## Listings of element locations:
+++++
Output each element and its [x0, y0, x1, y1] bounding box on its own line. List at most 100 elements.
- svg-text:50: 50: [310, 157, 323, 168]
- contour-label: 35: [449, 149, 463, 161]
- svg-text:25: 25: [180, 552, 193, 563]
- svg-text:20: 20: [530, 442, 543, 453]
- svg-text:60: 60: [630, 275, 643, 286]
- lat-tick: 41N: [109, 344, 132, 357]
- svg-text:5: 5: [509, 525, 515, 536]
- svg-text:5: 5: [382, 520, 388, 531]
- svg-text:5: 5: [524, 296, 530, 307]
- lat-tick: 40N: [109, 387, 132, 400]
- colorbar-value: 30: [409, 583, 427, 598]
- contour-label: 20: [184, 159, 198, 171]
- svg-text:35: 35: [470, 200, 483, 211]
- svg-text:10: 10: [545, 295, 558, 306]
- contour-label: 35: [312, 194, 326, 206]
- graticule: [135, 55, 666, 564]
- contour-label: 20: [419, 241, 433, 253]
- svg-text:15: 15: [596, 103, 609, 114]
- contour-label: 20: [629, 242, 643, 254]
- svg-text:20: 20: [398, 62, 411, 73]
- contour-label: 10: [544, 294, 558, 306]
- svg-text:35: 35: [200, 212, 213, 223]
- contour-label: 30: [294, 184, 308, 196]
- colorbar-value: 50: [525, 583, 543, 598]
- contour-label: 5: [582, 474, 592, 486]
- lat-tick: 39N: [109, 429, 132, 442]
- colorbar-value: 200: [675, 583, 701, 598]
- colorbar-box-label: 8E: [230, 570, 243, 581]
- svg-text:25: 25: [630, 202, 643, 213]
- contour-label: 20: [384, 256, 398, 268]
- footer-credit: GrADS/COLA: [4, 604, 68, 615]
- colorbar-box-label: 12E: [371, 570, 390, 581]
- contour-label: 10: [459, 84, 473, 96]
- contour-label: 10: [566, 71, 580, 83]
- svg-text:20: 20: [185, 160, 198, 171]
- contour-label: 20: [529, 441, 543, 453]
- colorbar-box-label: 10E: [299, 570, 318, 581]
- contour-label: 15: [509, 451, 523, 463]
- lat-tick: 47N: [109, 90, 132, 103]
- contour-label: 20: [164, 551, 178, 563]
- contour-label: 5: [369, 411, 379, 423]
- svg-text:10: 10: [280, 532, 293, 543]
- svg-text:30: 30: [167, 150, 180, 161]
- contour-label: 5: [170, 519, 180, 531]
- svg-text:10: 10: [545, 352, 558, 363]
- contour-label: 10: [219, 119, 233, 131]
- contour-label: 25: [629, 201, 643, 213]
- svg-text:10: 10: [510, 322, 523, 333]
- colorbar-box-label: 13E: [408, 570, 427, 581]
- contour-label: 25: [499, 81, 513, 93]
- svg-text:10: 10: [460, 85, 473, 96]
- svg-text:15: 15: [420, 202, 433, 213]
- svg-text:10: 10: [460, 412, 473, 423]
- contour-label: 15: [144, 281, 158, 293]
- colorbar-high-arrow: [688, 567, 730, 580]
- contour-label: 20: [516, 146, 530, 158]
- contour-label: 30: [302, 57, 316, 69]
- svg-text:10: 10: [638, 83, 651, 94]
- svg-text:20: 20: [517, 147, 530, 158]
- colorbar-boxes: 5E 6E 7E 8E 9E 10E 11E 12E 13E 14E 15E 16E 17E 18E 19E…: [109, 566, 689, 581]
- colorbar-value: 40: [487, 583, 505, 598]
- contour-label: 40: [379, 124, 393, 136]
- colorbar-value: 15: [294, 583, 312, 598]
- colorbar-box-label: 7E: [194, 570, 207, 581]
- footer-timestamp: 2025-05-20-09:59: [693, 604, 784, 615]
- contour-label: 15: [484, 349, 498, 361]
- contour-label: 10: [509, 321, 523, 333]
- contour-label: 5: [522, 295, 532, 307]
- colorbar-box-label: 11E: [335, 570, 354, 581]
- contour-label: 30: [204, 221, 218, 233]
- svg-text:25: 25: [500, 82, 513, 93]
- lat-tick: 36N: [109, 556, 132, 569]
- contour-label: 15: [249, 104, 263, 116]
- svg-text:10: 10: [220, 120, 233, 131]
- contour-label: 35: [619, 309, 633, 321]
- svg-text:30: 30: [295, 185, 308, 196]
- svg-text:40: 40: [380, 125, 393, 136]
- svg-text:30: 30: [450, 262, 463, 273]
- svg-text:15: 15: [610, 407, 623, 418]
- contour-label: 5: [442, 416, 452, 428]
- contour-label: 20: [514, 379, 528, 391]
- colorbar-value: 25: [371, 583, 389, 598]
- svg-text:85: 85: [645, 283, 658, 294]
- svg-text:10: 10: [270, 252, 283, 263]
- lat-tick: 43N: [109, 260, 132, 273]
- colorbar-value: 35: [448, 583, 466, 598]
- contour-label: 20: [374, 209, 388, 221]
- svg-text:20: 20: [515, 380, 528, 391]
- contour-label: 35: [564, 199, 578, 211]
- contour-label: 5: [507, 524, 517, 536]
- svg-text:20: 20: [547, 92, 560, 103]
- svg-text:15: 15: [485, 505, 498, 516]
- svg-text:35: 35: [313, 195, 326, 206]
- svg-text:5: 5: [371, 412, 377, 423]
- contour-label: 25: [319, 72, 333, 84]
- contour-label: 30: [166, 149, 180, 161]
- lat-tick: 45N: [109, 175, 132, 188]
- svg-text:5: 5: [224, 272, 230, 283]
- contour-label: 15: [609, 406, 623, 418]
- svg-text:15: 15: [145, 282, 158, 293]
+++++
## Stated task:
State how many lines in the rows above contain the string "footer", treating uppercase and lowercase as distinct. Give only the number.

## Problem solution:
2